PROVIDED RECORDS ▸
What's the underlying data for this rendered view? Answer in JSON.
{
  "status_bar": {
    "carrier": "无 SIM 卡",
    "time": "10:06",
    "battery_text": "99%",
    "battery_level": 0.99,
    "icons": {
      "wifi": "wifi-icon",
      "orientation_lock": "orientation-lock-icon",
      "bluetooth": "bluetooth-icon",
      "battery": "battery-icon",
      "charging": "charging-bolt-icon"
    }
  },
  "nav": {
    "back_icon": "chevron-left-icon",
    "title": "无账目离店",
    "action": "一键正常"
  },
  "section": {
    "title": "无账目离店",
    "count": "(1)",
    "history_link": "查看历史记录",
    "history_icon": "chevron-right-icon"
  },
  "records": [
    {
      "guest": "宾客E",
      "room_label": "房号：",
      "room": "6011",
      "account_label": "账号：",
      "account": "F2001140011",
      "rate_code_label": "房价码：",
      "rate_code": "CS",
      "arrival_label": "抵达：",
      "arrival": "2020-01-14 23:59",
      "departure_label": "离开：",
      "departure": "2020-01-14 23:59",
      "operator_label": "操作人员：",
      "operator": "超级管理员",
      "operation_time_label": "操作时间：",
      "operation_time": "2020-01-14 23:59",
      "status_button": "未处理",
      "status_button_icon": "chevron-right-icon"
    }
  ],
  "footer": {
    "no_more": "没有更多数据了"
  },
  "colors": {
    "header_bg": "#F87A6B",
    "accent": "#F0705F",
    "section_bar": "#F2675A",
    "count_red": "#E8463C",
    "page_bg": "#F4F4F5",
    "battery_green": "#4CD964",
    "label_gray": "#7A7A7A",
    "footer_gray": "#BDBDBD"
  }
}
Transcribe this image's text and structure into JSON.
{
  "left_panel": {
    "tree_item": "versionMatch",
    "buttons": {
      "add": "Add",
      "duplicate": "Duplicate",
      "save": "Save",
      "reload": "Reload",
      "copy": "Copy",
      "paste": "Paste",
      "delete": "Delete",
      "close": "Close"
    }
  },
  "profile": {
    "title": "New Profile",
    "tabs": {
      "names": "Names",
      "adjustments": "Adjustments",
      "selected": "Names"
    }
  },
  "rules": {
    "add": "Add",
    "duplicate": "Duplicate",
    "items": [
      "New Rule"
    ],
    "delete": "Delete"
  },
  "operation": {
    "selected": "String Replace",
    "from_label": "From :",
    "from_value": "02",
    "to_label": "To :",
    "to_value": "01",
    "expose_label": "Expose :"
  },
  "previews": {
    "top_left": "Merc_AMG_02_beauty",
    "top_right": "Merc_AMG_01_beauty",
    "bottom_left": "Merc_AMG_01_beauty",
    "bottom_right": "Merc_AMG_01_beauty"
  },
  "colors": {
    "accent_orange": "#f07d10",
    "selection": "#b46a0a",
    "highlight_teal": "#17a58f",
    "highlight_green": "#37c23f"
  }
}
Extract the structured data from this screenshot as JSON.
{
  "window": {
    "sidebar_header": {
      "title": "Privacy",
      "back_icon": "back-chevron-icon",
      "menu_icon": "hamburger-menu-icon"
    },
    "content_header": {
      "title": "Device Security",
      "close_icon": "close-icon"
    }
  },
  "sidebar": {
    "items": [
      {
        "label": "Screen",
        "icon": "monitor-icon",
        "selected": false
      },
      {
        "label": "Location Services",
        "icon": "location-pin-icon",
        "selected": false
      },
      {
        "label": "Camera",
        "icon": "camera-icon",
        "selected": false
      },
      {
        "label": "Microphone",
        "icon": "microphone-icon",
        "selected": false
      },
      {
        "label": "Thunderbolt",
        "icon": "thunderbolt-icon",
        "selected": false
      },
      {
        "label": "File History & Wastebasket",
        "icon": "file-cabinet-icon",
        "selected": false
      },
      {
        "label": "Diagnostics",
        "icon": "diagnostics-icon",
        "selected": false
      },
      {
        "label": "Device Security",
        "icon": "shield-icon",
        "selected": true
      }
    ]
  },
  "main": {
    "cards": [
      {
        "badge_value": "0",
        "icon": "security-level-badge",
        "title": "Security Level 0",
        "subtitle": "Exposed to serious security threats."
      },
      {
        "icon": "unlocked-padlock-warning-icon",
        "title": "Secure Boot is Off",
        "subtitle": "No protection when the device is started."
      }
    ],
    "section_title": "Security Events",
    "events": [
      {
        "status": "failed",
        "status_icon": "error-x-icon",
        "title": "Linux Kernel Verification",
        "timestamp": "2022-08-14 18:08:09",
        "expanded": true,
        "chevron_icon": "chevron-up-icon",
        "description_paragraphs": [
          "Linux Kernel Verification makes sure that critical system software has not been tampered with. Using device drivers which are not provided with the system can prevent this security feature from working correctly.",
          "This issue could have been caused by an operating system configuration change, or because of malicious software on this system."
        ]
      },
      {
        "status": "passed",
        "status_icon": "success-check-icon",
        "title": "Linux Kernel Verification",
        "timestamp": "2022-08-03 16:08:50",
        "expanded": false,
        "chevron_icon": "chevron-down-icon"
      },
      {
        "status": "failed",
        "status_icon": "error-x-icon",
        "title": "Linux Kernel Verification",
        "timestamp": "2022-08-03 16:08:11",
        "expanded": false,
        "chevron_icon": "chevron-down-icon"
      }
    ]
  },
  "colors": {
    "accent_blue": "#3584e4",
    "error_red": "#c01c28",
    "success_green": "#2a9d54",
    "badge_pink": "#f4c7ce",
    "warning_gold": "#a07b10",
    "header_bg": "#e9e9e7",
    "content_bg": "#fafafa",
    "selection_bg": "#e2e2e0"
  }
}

* * *

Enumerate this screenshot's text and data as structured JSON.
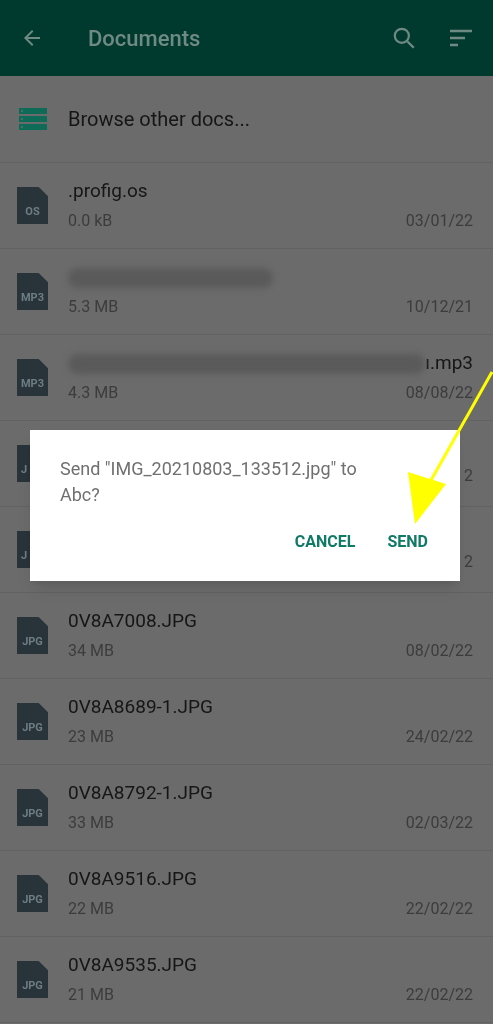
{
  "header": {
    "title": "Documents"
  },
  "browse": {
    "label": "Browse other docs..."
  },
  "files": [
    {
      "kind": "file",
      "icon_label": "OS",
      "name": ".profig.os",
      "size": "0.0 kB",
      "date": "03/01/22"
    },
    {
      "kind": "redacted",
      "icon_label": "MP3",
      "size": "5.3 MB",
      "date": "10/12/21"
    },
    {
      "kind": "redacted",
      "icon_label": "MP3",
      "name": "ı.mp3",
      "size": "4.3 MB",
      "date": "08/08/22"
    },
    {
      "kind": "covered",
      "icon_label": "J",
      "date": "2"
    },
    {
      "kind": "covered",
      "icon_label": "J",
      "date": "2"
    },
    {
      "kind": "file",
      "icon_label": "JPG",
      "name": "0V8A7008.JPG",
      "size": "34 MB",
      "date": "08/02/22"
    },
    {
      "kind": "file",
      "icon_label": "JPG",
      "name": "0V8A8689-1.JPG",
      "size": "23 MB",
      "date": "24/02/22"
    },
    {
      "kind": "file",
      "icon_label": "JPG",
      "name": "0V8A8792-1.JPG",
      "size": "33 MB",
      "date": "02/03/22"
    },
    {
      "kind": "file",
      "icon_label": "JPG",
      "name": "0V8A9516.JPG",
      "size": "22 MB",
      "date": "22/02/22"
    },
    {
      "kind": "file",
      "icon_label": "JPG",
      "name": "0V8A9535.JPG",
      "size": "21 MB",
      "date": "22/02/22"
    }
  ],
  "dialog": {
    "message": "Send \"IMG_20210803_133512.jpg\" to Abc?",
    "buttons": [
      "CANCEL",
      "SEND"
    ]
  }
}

EXERCISE ▸ Scan the lines for the string "been". Copy out each line that matches.

WRITTEN SOLUTION ▸
          "Linux Kernel Verification makes sure that critical system software has not been tampered with. Using device drivers which are not provided with the system can prevent this security feature from working correctly.",
          "This issue could have been caused by an operating system configuration change, or because of malicious software on this system."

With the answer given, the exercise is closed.